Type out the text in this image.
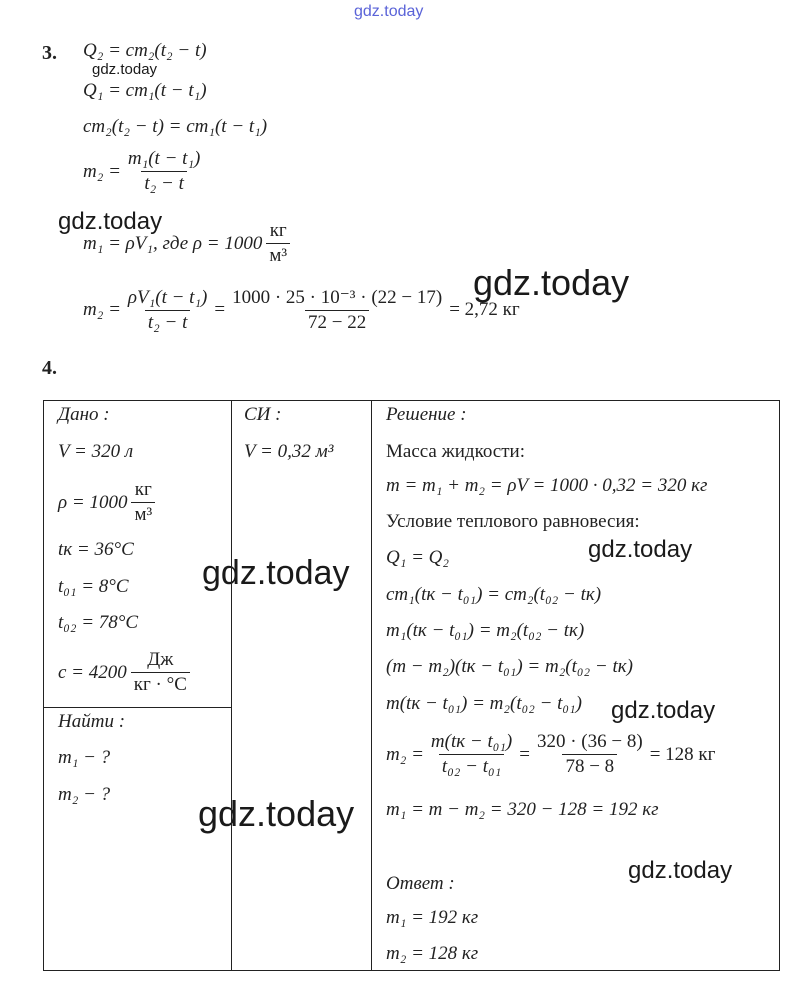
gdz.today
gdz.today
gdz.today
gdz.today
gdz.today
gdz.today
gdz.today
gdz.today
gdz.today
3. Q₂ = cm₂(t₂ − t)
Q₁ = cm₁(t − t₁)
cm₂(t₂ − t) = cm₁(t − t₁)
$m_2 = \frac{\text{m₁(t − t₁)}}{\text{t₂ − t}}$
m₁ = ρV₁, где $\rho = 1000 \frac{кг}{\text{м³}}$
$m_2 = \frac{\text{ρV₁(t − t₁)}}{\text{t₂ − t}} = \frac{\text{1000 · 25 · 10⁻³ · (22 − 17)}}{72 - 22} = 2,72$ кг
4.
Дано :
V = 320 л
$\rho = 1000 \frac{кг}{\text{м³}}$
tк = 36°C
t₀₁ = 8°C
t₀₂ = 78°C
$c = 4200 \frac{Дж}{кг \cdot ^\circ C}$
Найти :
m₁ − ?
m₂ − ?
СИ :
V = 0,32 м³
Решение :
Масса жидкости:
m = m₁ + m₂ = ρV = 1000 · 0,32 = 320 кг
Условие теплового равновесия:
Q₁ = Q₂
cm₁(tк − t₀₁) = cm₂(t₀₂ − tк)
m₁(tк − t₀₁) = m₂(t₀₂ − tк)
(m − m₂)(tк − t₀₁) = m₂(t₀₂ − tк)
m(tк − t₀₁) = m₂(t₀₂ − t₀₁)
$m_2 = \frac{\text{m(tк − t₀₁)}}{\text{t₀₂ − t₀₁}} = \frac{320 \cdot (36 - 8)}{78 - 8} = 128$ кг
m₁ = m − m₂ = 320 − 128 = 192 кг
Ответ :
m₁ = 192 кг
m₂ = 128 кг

...

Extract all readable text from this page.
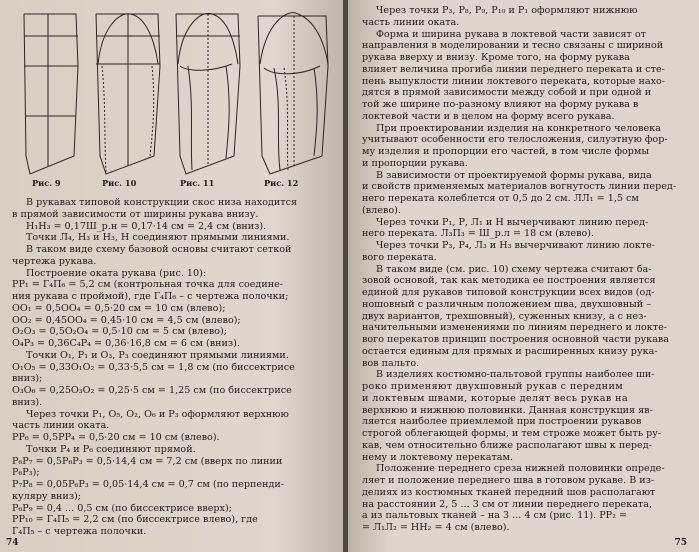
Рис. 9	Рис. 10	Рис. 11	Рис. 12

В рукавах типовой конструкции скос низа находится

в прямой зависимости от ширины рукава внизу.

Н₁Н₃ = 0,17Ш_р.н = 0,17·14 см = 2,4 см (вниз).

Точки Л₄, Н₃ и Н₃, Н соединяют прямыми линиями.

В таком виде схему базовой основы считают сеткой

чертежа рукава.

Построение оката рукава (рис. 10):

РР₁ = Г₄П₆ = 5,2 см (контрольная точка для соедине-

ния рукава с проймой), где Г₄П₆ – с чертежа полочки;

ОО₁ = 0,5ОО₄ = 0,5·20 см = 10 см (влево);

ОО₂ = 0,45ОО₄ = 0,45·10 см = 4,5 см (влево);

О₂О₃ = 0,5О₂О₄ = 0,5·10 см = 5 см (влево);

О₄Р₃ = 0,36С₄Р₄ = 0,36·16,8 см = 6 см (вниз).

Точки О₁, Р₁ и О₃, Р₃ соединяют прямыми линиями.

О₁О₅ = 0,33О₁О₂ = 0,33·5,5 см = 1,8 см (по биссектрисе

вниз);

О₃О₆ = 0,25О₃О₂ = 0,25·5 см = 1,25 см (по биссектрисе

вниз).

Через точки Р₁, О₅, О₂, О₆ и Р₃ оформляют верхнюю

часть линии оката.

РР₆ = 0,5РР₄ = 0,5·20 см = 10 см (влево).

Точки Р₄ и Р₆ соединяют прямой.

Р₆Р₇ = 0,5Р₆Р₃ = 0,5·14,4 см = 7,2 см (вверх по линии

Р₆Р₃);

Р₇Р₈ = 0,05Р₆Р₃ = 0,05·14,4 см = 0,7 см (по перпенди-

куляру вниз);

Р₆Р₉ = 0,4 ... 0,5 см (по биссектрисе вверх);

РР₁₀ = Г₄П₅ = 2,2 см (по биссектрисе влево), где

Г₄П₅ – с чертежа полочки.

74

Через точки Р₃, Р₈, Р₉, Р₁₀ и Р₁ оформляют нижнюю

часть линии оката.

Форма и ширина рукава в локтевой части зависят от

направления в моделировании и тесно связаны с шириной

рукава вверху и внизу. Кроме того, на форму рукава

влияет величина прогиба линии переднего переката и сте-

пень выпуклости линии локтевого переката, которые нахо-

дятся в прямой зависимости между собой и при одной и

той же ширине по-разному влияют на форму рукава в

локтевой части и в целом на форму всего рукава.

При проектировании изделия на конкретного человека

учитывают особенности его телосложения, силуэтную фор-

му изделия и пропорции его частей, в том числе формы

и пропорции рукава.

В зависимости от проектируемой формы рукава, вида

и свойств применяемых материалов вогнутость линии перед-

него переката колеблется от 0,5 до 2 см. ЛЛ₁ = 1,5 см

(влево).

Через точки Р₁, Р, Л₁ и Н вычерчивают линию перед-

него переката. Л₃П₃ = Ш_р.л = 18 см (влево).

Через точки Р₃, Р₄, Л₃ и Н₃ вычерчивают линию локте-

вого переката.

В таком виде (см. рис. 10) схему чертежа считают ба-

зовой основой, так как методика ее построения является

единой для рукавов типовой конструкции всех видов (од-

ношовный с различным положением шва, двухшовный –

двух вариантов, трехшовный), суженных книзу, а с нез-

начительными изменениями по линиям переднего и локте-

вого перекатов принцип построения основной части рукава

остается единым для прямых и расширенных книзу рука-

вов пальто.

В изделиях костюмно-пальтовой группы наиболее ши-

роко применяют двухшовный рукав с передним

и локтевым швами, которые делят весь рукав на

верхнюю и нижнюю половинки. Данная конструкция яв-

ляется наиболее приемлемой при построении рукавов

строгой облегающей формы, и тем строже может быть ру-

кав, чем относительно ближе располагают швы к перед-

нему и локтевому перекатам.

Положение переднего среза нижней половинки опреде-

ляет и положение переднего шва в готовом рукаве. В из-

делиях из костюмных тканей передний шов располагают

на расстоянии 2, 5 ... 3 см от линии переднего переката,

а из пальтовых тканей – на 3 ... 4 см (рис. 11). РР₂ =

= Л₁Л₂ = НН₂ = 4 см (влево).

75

- TO DO: List all lines in the material containing the string "биссектрисе".

- SOLUTION TO THIS EXERCISE:
О₁О₅ = 0,33О₁О₂ = 0,33·5,5 см = 1,8 см (по биссектрисе
О₃О₆ = 0,25О₃О₂ = 0,25·5 см = 1,25 см (по биссектрисе
Р₆Р₉ = 0,4 ... 0,5 см (по биссектрисе вверх);
РР₁₀ = Г₄П₅ = 2,2 см (по биссектрисе влево), где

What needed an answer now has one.